■足らぬ足らぬは工夫が足らぬ~太平洋戦争時代の「代用品」
まずは本紙写真をご覧ください。学生服につける「ボタン」、煙草を吸う「キセル」、お風呂で使う「洗面器」、金色に輝く「ベルト金具」。なんの変哲もない、レトロな日用品に見えるかもしれませんが、これらは実は、太平洋戦争中に作られた、ちょっと特殊な品々です。その名は「代用品」。
昭和時代の初めごろ、日本は中国大陸や太平洋周辺で、中国・アメリカ・イギリスなどの連合軍を相手にアジア・太平洋戦争(1937~1945)を戦っていました。当時の日本は世界的に孤立を深めており、各国との貿易が難しくなったことで、戦争を続けられなくなるほどの物資不足に陥りました。そこで昭和13年(1938)、日本政府は戦争に必要な物資を軍隊や軍需工場に優先的に回すために「国家総動員法」という法律を定めます。この法律によって、主食である米をはじめ金属、木綿・皮革・ゴムなど多くの素材が「統制品」として自由な売買を禁じられ、個人で持っているものも国や軍隊に供出や献納をさせられることになりました。こうして、暮らしに必要な品物を手に入れることができなくなった人びとが、苦肉の策として作ったのが異素材を使った「代用品」です。

• [小問 A] 記録の冒頭の行から「column-delivered[interactable]: Delivered —」を含む行までを、両端の行も含めて、そのまま打ち直してください。
上の文章と記録は、それぞれ別の出典によるものです。

• [提供記録]

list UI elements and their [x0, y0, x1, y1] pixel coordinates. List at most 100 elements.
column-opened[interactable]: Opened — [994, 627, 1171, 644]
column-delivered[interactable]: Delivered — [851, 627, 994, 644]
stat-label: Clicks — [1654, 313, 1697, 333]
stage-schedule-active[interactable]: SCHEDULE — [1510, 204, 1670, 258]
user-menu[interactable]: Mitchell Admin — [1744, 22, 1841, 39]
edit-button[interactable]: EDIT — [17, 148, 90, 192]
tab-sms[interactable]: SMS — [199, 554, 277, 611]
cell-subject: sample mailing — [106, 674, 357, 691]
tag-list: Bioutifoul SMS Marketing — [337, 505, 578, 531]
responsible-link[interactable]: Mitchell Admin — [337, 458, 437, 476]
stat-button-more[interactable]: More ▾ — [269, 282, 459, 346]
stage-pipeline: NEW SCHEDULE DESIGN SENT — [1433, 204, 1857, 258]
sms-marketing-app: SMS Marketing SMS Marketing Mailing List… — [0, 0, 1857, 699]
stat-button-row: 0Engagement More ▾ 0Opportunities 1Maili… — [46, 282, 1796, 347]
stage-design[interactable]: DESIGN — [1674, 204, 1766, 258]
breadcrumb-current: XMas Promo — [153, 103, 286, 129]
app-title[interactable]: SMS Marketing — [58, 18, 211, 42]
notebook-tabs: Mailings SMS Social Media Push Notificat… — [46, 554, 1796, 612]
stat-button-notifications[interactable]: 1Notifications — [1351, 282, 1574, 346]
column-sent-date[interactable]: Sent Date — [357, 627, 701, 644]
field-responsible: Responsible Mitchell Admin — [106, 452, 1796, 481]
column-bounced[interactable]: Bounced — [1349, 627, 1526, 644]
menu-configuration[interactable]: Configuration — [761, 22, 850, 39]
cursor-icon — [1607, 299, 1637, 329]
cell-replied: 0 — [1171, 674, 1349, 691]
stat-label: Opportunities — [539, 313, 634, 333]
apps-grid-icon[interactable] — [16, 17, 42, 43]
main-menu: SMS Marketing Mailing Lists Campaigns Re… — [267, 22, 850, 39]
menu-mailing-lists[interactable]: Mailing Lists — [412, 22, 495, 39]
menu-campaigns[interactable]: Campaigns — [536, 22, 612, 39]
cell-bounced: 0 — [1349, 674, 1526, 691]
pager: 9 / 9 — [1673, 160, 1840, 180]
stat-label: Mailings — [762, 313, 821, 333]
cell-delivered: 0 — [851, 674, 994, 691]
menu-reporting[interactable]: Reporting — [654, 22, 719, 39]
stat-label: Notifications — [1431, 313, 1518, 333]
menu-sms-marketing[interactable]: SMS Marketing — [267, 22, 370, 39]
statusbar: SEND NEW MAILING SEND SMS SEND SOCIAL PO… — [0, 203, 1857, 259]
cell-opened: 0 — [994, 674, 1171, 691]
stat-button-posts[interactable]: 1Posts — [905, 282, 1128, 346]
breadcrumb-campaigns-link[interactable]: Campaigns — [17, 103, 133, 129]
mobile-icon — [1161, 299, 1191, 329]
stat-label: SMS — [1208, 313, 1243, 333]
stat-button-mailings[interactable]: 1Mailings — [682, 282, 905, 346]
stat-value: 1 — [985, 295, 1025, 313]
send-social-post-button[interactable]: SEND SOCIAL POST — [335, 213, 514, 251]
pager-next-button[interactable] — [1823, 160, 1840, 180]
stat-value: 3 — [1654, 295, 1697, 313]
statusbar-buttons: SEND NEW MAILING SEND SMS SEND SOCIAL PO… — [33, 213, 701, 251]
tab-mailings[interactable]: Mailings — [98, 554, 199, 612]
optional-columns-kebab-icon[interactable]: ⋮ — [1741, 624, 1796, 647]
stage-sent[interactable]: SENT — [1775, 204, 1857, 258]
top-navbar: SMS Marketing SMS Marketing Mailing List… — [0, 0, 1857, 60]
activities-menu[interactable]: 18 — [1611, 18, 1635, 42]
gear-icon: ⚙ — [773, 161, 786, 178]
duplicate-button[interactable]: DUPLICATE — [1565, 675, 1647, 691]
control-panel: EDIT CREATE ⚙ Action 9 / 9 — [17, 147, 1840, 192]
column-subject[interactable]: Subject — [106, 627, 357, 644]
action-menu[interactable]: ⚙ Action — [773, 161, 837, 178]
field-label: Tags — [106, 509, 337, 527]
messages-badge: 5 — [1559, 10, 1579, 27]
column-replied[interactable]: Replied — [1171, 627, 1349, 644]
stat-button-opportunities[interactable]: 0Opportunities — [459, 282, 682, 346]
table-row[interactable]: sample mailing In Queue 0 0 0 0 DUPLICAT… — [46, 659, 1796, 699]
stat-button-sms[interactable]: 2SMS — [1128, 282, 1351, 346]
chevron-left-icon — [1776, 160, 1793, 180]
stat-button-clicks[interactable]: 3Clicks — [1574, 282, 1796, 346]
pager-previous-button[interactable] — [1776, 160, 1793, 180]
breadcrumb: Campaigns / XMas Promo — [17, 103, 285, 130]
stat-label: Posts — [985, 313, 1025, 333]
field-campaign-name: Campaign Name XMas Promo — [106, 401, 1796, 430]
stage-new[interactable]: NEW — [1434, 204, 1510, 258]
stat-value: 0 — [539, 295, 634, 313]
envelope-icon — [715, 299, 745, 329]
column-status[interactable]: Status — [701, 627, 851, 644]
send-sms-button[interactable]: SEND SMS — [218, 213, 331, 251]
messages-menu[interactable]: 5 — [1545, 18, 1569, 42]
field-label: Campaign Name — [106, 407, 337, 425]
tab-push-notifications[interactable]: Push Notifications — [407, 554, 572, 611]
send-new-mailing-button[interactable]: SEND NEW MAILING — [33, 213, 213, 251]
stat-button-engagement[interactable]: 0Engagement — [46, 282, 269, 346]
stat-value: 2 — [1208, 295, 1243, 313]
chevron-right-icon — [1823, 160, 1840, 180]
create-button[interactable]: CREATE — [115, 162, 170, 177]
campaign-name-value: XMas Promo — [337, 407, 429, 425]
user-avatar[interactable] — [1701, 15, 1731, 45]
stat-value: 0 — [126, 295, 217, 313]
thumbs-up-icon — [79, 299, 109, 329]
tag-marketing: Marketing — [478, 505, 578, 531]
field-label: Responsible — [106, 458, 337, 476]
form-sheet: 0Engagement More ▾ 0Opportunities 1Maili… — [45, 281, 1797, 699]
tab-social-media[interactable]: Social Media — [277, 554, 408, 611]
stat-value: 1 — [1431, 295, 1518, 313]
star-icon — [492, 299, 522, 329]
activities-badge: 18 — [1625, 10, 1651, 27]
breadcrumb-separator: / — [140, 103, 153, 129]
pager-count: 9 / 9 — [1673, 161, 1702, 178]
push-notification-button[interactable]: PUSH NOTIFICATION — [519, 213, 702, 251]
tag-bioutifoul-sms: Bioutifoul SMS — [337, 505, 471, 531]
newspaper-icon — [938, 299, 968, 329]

• [小問 B] 代用品についての文章のうち、「まずは本紙写真をご覧ください」を含む語句で始まり「素材を使った「代用品」です。」で終わる部分を、「代用品」を「代替品」に置き換えて記してください。

• [正解 A]
list UI elements and their [x0, y0, x1, y1] pixel coordinates. List at most 100 elements.
column-opened[interactable]: Opened — [994, 627, 1171, 644]
column-delivered[interactable]: Delivered — [851, 627, 994, 644]

• [正解 B]
まずは本紙写真をご覧ください。学生服につける「ボタン」、煙草を吸う「キセル」、お風呂で使う「洗面器」、金色に輝く「ベルト金具」。なんの変哲もない、レトロな日用品に見えるかもしれませんが、これらは実は、太平洋戦争中に作られた、ちょっと特殊な品々です。その名は「代替品」。
昭和時代の初めごろ、日本は中国大陸や太平洋周辺で、中国・アメリカ・イギリスなどの連合軍を相手にアジア・太平洋戦争(1937~1945)を戦っていました。当時の日本は世界的に孤立を深めており、各国との貿易が難しくなったことで、戦争を続けられなくなるほどの物資不足に陥りました。そこで昭和13年(1938)、日本政府は戦争に必要な物資を軍隊や軍需工場に優先的に回すために「国家総動員法」という法律を定めます。この法律によって、主食である米をはじめ金属、木綿・皮革・ゴムなど多くの素材が「統制品」として自由な売買を禁じられ、個人で持っているものも国や軍隊に供出や献納をさせられることになりました。こうして、暮らしに必要な品物を手に入れることができなくなった人びとが、苦肉の策として作ったのが異素材を使った「代替品」です。